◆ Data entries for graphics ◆
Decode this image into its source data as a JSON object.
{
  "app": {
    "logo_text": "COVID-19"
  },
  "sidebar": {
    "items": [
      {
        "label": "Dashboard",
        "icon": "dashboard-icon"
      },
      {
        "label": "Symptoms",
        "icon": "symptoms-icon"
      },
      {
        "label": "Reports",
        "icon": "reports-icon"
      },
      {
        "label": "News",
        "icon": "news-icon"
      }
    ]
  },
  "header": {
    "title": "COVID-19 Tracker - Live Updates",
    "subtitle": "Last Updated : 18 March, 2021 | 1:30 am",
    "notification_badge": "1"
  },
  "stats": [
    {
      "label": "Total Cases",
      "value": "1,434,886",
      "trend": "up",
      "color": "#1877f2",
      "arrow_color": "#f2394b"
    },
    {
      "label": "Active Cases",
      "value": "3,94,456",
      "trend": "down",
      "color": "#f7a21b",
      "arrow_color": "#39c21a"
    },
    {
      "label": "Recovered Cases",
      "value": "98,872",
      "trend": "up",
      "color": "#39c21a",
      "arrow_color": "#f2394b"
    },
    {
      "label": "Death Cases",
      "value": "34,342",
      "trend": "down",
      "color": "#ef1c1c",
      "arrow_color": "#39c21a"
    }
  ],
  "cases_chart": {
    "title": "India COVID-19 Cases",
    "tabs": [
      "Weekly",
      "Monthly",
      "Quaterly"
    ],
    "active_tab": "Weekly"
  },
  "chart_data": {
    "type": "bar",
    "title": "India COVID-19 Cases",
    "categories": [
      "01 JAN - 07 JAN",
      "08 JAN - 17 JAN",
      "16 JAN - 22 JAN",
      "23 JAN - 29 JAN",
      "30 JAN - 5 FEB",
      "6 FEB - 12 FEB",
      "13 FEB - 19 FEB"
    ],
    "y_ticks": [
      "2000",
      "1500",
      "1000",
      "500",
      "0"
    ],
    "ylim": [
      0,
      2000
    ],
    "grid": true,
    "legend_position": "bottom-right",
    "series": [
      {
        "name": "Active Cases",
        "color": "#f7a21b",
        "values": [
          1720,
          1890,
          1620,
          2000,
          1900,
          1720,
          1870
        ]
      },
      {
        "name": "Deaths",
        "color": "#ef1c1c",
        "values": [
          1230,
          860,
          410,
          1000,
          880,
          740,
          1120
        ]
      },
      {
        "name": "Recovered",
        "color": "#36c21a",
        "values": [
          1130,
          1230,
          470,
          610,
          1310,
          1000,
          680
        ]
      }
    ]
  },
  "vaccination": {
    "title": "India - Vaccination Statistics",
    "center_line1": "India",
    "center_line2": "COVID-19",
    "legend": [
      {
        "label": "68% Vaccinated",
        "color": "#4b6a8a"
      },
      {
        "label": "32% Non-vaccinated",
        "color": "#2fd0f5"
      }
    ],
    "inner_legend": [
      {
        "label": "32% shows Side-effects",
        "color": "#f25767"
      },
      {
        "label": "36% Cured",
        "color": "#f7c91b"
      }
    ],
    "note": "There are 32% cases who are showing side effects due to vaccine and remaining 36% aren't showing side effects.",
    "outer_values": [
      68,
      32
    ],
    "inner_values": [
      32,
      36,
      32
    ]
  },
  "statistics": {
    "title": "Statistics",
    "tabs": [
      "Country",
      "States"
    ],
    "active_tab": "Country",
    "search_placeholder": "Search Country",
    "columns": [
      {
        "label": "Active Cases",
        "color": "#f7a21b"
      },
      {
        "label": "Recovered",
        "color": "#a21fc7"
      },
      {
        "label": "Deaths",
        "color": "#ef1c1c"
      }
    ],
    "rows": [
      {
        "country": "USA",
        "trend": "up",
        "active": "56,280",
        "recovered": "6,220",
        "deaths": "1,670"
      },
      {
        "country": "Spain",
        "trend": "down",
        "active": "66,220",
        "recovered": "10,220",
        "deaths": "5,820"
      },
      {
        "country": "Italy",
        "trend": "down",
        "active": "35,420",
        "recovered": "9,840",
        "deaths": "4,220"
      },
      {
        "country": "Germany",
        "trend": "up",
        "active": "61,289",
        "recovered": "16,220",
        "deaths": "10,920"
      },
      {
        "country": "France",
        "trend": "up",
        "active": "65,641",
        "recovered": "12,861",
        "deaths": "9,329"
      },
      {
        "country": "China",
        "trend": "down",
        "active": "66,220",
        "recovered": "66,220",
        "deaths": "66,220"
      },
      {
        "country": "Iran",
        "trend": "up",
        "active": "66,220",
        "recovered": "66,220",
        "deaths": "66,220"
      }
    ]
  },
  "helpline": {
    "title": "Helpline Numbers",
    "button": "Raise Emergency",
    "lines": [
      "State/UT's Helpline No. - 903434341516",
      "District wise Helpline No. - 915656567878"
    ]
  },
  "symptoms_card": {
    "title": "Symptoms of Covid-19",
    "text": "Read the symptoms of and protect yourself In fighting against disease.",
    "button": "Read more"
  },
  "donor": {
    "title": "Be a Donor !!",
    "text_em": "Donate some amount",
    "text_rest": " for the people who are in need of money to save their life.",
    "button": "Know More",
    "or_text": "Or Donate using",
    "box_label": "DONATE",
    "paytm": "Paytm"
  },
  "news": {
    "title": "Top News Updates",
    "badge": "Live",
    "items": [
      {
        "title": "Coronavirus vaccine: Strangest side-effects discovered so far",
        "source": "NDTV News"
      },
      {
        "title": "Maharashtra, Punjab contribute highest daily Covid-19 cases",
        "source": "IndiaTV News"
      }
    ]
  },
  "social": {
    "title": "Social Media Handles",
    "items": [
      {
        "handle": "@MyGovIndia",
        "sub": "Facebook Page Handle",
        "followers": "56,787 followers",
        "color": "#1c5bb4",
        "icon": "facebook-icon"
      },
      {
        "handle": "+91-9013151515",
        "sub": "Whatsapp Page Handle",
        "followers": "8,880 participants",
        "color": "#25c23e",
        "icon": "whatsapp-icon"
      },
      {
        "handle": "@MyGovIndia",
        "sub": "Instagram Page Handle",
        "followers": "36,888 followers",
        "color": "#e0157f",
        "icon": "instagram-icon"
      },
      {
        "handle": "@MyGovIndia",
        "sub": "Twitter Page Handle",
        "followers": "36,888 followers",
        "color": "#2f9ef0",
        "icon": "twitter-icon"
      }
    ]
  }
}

◆ YOUR TASK ◆
Output all of the data exactly as given.

◆ WRITTEN SOLUTION ◆
Decode this image into its source data as a JSON object.
{
  "app": {
    "logo_text": "COVID-19"
  },
  "sidebar": {
    "items": [
      {
        "label": "Dashboard",
        "icon": "dashboard-icon"
      },
      {
        "label": "Symptoms",
        "icon": "symptoms-icon"
      },
      {
        "label": "Reports",
        "icon": "reports-icon"
      },
      {
        "label": "News",
        "icon": "news-icon"
      }
    ]
  },
  "header": {
    "title": "COVID-19 Tracker - Live Updates",
    "subtitle": "Last Updated : 18 March, 2021 | 1:30 am",
    "notification_badge": "1"
  },
  "stats": [
    {
      "label": "Total Cases",
      "value": "1,434,886",
      "trend": "up",
      "color": "#1877f2",
      "arrow_color": "#f2394b"
    },
    {
      "label": "Active Cases",
      "value": "3,94,456",
      "trend": "down",
      "color": "#f7a21b",
      "arrow_color": "#39c21a"
    },
    {
      "label": "Recovered Cases",
      "value": "98,872",
      "trend": "up",
      "color": "#39c21a",
      "arrow_color": "#f2394b"
    },
    {
      "label": "Death Cases",
      "value": "34,342",
      "trend": "down",
      "color": "#ef1c1c",
      "arrow_color": "#39c21a"
    }
  ],
  "cases_chart": {
    "title": "India COVID-19 Cases",
    "tabs": [
      "Weekly",
      "Monthly",
      "Quaterly"
    ],
    "active_tab": "Weekly"
  },
  "chart_data": {
    "type": "bar",
    "title": "India COVID-19 Cases",
    "categories": [
      "01 JAN - 07 JAN",
      "08 JAN - 17 JAN",
      "16 JAN - 22 JAN",
      "23 JAN - 29 JAN",
      "30 JAN - 5 FEB",
      "6 FEB - 12 FEB",
      "13 FEB - 19 FEB"
    ],
    "y_ticks": [
      "2000",
      "1500",
      "1000",
      "500",
      "0"
    ],
    "ylim": [
      0,
      2000
    ],
    "grid": true,
    "legend_position": "bottom-right",
    "series": [
      {
        "name": "Active Cases",
        "color": "#f7a21b",
        "values": [
          1720,
          1890,
          1620,
          2000,
          1900,
          1720,
          1870
        ]
      },
      {
        "name": "Deaths",
        "color": "#ef1c1c",
        "values": [
          1230,
          860,
          410,
          1000,
          880,
          740,
          1120
        ]
      },
      {
        "name": "Recovered",
        "color": "#36c21a",
        "values": [
          1130,
          1230,
          470,
          610,
          1310,
          1000,
          680
        ]
      }
    ]
  },
  "vaccination": {
    "title": "India - Vaccination Statistics",
    "center_line1": "India",
    "center_line2": "COVID-19",
    "legend": [
      {
        "label": "68% Vaccinated",
        "color": "#4b6a8a"
      },
      {
        "label": "32% Non-vaccinated",
        "color": "#2fd0f5"
      }
    ],
    "inner_legend": [
      {
        "label": "32% shows Side-effects",
        "color": "#f25767"
      },
      {
        "label": "36% Cured",
        "color": "#f7c91b"
      }
    ],
    "note": "There are 32% cases who are showing side effects due to vaccine and remaining 36% aren't showing side effects.",
    "outer_values": [
      68,
      32
    ],
    "inner_values": [
      32,
      36,
      32
    ]
  },
  "statistics": {
    "title": "Statistics",
    "tabs": [
      "Country",
      "States"
    ],
    "active_tab": "Country",
    "search_placeholder": "Search Country",
    "columns": [
      {
        "label": "Active Cases",
        "color": "#f7a21b"
      },
      {
        "label": "Recovered",
        "color": "#a21fc7"
      },
      {
        "label": "Deaths",
        "color": "#ef1c1c"
      }
    ],
    "rows": [
      {
        "country": "USA",
        "trend": "up",
        "active": "56,280",
        "recovered": "6,220",
        "deaths": "1,670"
      },
      {
        "country": "Spain",
        "trend": "down",
        "active": "66,220",
        "recovered": "10,220",
        "deaths": "5,820"
      },
      {
        "country": "Italy",
        "trend": "down",
        "active": "35,420",
        "recovered": "9,840",
        "deaths": "4,220"
      },
      {
        "country": "Germany",
        "trend": "up",
        "active": "61,289",
        "recovered": "16,220",
        "deaths": "10,920"
      },
      {
        "country": "France",
        "trend": "up",
        "active": "65,641",
        "recovered": "12,861",
        "deaths": "9,329"
      },
      {
        "country": "China",
        "trend": "down",
        "active": "66,220",
        "recovered": "66,220",
        "deaths": "66,220"
      },
      {
        "country": "Iran",
        "trend": "up",
        "active": "66,220",
        "recovered": "66,220",
        "deaths": "66,220"
      }
    ]
  },
  "helpline": {
    "title": "Helpline Numbers",
    "button": "Raise Emergency",
    "lines": [
      "State/UT's Helpline No. - 903434341516",
      "District wise Helpline No. - 915656567878"
    ]
  },
  "symptoms_card": {
    "title": "Symptoms of Covid-19",
    "text": "Read the symptoms of and protect yourself In fighting against disease.",
    "button": "Read more"
  },
  "donor": {
    "title": "Be a Donor !!",
    "text_em": "Donate some amount",
    "text_rest": " for the people who are in need of money to save their life.",
    "button": "Know More",
    "or_text": "Or Donate using",
    "box_label": "DONATE",
    "paytm": "Paytm"
  },
  "news": {
    "title": "Top News Updates",
    "badge": "Live",
    "items": [
      {
        "title": "Coronavirus vaccine: Strangest side-effects discovered so far",
        "source": "NDTV News"
      },
      {
        "title": "Maharashtra, Punjab contribute highest daily Covid-19 cases",
        "source": "IndiaTV News"
      }
    ]
  },
  "social": {
    "title": "Social Media Handles",
    "items": [
      {
        "handle": "@MyGovIndia",
        "sub": "Facebook Page Handle",
        "followers": "56,787 followers",
        "color": "#1c5bb4",
        "icon": "facebook-icon"
      },
      {
        "handle": "+91-9013151515",
        "sub": "Whatsapp Page Handle",
        "followers": "8,880 participants",
        "color": "#25c23e",
        "icon": "whatsapp-icon"
      },
      {
        "handle": "@MyGovIndia",
        "sub": "Instagram Page Handle",
        "followers": "36,888 followers",
        "color": "#e0157f",
        "icon": "instagram-icon"
      },
      {
        "handle": "@MyGovIndia",
        "sub": "Twitter Page Handle",
        "followers": "36,888 followers",
        "color": "#2f9ef0",
        "icon": "twitter-icon"
      }
    ]
  }
}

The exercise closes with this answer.